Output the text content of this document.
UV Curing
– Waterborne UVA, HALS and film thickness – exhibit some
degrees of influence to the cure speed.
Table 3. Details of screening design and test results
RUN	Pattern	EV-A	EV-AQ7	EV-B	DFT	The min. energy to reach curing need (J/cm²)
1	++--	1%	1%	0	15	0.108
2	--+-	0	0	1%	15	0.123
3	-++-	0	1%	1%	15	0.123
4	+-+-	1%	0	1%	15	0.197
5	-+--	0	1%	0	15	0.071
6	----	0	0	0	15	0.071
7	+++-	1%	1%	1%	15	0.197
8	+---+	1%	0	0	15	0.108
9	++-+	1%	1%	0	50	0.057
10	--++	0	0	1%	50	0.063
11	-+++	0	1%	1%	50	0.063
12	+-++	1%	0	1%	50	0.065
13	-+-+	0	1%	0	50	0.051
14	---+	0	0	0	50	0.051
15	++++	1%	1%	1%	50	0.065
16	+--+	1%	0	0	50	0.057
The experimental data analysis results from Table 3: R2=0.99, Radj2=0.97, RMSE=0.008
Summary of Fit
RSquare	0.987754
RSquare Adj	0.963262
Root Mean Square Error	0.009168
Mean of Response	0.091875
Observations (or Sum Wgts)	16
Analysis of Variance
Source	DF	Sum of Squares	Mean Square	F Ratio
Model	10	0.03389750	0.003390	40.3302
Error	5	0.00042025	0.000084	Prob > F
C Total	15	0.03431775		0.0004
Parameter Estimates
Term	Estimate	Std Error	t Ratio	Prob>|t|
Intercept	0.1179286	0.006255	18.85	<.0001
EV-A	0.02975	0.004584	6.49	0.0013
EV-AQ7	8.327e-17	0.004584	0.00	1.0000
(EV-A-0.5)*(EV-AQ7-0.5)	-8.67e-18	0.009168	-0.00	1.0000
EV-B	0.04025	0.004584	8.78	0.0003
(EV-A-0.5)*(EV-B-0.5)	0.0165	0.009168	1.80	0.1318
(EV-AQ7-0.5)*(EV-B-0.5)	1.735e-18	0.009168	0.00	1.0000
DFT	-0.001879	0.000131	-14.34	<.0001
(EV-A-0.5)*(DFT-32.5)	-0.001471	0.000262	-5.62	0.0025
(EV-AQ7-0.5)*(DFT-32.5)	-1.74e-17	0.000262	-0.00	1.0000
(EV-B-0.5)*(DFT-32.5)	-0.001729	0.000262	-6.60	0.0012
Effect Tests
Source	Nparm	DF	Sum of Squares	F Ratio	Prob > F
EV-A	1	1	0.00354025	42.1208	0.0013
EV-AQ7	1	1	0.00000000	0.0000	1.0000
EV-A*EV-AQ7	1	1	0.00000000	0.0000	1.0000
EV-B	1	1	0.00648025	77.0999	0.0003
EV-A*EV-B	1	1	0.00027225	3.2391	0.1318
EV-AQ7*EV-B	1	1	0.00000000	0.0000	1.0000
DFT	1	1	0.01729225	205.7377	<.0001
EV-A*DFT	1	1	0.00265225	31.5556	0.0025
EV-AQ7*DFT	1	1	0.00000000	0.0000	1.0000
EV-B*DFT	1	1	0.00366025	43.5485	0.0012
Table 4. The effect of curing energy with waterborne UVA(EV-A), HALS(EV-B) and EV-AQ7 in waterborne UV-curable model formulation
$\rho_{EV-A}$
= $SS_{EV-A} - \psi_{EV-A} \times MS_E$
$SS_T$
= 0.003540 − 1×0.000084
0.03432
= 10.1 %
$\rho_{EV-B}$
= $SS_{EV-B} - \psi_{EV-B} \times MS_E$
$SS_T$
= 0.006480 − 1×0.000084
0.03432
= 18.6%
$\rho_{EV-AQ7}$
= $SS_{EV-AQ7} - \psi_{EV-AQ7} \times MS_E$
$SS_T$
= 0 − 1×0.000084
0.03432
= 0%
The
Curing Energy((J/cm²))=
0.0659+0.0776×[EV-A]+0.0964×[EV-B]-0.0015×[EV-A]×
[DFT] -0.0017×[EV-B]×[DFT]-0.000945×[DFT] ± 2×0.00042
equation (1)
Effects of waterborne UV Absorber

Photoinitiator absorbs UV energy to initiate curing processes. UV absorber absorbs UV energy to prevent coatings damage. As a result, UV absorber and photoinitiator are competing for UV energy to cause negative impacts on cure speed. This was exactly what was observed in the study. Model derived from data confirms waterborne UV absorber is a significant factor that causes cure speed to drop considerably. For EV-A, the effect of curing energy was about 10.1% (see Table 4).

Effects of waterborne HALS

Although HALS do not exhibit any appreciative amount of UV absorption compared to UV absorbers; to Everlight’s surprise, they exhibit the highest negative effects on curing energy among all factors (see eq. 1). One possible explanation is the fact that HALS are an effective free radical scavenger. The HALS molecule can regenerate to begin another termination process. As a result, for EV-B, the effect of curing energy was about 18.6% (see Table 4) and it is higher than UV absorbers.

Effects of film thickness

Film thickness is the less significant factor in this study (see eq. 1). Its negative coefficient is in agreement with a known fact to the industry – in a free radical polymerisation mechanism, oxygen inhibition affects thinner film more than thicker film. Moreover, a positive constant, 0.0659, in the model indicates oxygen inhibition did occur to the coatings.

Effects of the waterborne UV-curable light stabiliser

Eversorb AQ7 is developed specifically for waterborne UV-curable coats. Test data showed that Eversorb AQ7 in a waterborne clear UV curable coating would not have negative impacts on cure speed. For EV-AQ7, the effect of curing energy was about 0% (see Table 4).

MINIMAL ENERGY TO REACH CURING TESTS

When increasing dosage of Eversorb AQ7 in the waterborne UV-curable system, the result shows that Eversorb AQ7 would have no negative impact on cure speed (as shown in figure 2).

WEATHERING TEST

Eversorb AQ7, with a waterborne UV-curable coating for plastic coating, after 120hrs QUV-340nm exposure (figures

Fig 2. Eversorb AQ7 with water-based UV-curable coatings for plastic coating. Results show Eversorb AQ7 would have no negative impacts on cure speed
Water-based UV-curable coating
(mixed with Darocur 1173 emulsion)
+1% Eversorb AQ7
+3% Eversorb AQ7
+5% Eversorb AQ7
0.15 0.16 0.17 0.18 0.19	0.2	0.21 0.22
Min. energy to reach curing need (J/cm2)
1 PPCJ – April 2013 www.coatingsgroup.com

- Exercise aim
Filter the data, keeping only the lines that contain "plastic".

- Output of the exercise
Eversorb AQ7, with a waterborne UV-curable coating for plastic coating, after 120hrs QUV-340nm exposure (figures
Fig 2. Eversorb AQ7 with water-based UV-curable coatings for plastic coating. Results show Eversorb AQ7 would have no negative impacts on cure speed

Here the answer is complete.